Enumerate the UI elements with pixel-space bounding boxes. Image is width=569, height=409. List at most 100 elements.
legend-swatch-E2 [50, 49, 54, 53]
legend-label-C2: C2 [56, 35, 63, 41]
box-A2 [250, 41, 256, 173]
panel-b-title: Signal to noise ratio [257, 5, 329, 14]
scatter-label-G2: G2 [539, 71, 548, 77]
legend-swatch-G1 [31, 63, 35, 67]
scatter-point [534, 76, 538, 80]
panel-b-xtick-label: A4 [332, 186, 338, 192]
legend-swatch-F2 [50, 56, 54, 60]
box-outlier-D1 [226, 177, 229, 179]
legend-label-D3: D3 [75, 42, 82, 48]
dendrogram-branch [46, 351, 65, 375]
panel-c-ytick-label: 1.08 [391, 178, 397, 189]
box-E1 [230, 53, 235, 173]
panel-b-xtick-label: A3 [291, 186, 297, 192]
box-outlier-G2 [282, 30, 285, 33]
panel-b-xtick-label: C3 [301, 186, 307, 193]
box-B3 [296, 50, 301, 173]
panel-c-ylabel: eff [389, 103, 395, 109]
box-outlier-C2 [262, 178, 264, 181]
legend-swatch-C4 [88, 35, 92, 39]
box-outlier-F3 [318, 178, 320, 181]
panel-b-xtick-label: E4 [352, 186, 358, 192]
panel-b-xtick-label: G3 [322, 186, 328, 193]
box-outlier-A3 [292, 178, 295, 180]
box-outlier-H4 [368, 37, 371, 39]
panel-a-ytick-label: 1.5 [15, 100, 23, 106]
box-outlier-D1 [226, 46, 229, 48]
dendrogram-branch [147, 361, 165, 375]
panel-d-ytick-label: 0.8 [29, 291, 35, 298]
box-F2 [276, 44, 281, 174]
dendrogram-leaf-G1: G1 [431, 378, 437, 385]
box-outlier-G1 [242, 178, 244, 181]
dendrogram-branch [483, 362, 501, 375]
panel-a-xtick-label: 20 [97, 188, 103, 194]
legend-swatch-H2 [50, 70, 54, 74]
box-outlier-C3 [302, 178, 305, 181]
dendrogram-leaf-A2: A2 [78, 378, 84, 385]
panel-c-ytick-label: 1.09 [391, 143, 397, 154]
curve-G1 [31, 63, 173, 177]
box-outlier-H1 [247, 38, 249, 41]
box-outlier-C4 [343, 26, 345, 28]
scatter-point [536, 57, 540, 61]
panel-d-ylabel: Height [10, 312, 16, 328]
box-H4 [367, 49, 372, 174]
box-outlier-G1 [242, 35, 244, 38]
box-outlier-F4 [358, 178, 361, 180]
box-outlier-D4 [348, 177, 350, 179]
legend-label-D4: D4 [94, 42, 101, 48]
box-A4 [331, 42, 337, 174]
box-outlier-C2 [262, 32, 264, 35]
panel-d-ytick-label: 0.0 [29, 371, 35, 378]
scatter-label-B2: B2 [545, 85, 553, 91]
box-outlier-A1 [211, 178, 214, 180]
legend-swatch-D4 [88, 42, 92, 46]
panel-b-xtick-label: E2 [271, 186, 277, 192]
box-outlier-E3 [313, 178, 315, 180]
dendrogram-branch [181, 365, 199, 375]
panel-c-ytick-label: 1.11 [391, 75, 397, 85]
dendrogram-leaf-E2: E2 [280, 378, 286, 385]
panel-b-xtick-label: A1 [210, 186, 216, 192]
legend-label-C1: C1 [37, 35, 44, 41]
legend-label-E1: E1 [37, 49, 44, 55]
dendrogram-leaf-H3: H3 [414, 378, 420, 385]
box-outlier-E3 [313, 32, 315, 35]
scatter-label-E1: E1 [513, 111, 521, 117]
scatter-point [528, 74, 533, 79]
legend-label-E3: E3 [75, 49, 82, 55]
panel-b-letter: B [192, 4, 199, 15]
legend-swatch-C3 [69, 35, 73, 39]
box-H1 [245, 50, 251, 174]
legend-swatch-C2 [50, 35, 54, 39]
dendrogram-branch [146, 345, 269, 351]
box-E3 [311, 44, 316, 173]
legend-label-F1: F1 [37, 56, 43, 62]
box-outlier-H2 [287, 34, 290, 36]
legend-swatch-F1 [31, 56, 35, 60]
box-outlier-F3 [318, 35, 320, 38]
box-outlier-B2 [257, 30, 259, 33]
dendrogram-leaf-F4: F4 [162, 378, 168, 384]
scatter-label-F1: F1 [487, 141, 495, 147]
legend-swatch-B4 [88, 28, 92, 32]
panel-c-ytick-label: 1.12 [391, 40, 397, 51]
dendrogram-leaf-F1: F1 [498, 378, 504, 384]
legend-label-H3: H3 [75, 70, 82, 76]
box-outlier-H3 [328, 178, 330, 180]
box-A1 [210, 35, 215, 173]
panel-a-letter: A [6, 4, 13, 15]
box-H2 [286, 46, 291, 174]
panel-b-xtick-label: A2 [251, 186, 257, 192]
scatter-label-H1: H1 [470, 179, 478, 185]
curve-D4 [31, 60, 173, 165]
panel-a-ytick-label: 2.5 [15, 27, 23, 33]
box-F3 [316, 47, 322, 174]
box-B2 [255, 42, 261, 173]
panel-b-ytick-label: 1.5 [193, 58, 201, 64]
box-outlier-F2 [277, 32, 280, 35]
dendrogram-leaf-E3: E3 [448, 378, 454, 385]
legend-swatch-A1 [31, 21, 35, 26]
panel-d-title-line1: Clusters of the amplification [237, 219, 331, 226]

::::::

◆ WHAT IS REQUIRED ◆
Turn the records into a JSON list of strings, with one string for each line and no blank lines.

◆ EXERCISE SOLUTION ◆
[
  "Enumerate the UI elements with pixel-space bounding boxes. Image is width=569, height=409. List at most 100 elements.",
  "legend-swatch-E2 [50, 49, 54, 53]",
  "legend-label-C2: C2 [56, 35, 63, 41]",
  "box-A2 [250, 41, 256, 173]",
  "panel-b-title: Signal to noise ratio [257, 5, 329, 14]",
  "scatter-label-G2: G2 [539, 71, 548, 77]",
  "legend-swatch-G1 [31, 63, 35, 67]",
  "scatter-point [534, 76, 538, 80]",
  "panel-b-xtick-label: A4 [332, 186, 338, 192]",
  "legend-swatch-F2 [50, 56, 54, 60]",
  "box-outlier-D1 [226, 177, 229, 179]",
  "legend-label-D3: D3 [75, 42, 82, 48]",
  "dendrogram-branch [46, 351, 65, 375]",
  "panel-c-ytick-label: 1.08 [391, 178, 397, 189]",
  "box-E1 [230, 53, 235, 173]",
  "panel-b-xtick-label: A3 [291, 186, 297, 192]",
  "box-outlier-G2 [282, 30, 285, 33]",
  "panel-b-xtick-label: C3 [301, 186, 307, 193]",
  "box-B3 [296, 50, 301, 173]",
  "panel-c-ylabel: eff [389, 103, 395, 109]",
  "box-outlier-C2 [262, 178, 264, 181]",
  "legend-swatch-C4 [88, 35, 92, 39]",
  "box-outlier-F3 [318, 178, 320, 181]",
  "panel-b-xtick-label: E4 [352, 186, 358, 192]",
  "panel-b-xtick-label: G3 [322, 186, 328, 193]",
  "box-outlier-A3 [292, 178, 295, 180]",
  "box-outlier-H4 [368, 37, 371, 39]",
  "panel-a-ytick-label: 1.5 [15, 100, 23, 106]",
  "box-outlier-D1 [226, 46, 229, 48]",
  "dendrogram-branch [147, 361, 165, 375]",
  "panel-d-ytick-label: 0.8 [29, 291, 35, 298]",
  "box-F2 [276, 44, 281, 174]",
  "dendrogram-leaf-G1: G1 [431, 378, 437, 385]",
  "box-outlier-G1 [242, 178, 244, 181]",
  "dendrogram-branch [483, 362, 501, 375]",
  "panel-a-xtick-label: 20 [97, 188, 103, 194]",
  "legend-swatch-H2 [50, 70, 54, 74]",
  "box-outlier-C3 [302, 178, 305, 181]",
  "dendrogram-leaf-A2: A2 [78, 378, 84, 385]",
  "panel-c-ytick-label: 1.09 [391, 143, 397, 154]",
  "curve-G1 [31, 63, 173, 177]",
  "box-outlier-H1 [247, 38, 249, 41]",
  "box-outlier-C4 [343, 26, 345, 28]",
  "scatter-point [536, 57, 540, 61]",
  "panel-d-ylabel: Height [10, 312, 16, 328]",
  "box-H4 [367, 49, 372, 174]",
  "box-outlier-G1 [242, 35, 244, 38]",
  "box-outlier-F4 [358, 178, 361, 180]",
  "box-outlier-D4 [348, 177, 350, 179]",
  "legend-label-D4: D4 [94, 42, 101, 48]",
  "box-A4 [331, 42, 337, 174]",
  "box-outlier-C2 [262, 32, 264, 35]",
  "panel-d-ytick-label: 0.0 [29, 371, 35, 378]",
  "scatter-label-B2: B2 [545, 85, 553, 91]",
  "box-outlier-A1 [211, 178, 214, 180]",
  "legend-swatch-D4 [88, 42, 92, 46]",
  "panel-b-xtick-label: E2 [271, 186, 277, 192]",
  "box-outlier-E3 [313, 178, 315, 180]",
  "dendrogram-branch [181, 365, 199, 375]",
  "panel-c-ytick-label: 1.11 [391, 75, 397, 85]",
  "dendrogram-leaf-E2: E2 [280, 378, 286, 385]",
  "panel-b-xtick-label: A1 [210, 186, 216, 192]",
  "legend-label-C1: C1 [37, 35, 44, 41]",
  "legend-label-E1: E1 [37, 49, 44, 55]",
  "dendrogram-leaf-H3: H3 [414, 378, 420, 385]",
  "box-outlier-E3 [313, 32, 315, 35]",
  "scatter-label-E1: E1 [513, 111, 521, 117]",
  "scatter-point [528, 74, 533, 79]",
  "legend-label-E3: E3 [75, 49, 82, 55]",
  "panel-b-letter: B [192, 4, 199, 15]",
  "legend-swatch-C3 [69, 35, 73, 39]",
  "box-H1 [245, 50, 251, 174]",
  "legend-swatch-C2 [50, 35, 54, 39]",
  "dendrogram-branch [146, 345, 269, 351]",
  "box-E3 [311, 44, 316, 173]",
  "legend-label-F1: F1 [37, 56, 43, 62]",
  "box-outlier-H2 [287, 34, 290, 36]",
  "legend-swatch-F1 [31, 56, 35, 60]",
  "box-outlier-F3 [318, 35, 320, 38]",
  "box-outlier-B2 [257, 30, 259, 33]",
  "dendrogram-leaf-F4: F4 [162, 378, 168, 384]",
  "scatter-label-F1: F1 [487, 141, 495, 147]",
  "legend-swatch-B4 [88, 28, 92, 32]",
  "panel-c-ytick-label: 1.12 [391, 40, 397, 51]",
  "dendrogram-leaf-F1: F1 [498, 378, 504, 384]",
  "legend-label-H3: H3 [75, 70, 82, 76]",
  "box-outlier-H3 [328, 178, 330, 180]",
  "box-A1 [210, 35, 215, 173]",
  "panel-a-letter: A [6, 4, 13, 15]",
  "box-H2 [286, 46, 291, 174]",
  "panel-b-xtick-label: A2 [251, 186, 257, 192]",
  "scatter-label-H1: H1 [470, 179, 478, 185]",
  "curve-D4 [31, 60, 173, 165]",
  "panel-a-ytick-label: 2.5 [15, 27, 23, 33]",
  "box-F3 [316, 47, 322, 174]",
  "box-B2 [255, 42, 261, 173]",
  "panel-b-ytick-label: 1.5 [193, 58, 201, 64]",
  "box-outlier-F2 [277, 32, 280, 35]",
  "dendrogram-leaf-E3: E3 [448, 378, 454, 385]",
  "legend-swatch-A1 [31, 21, 35, 26]",
  "panel-d-title-line1: Clusters of the amplification [237, 219, 331, 226]"
]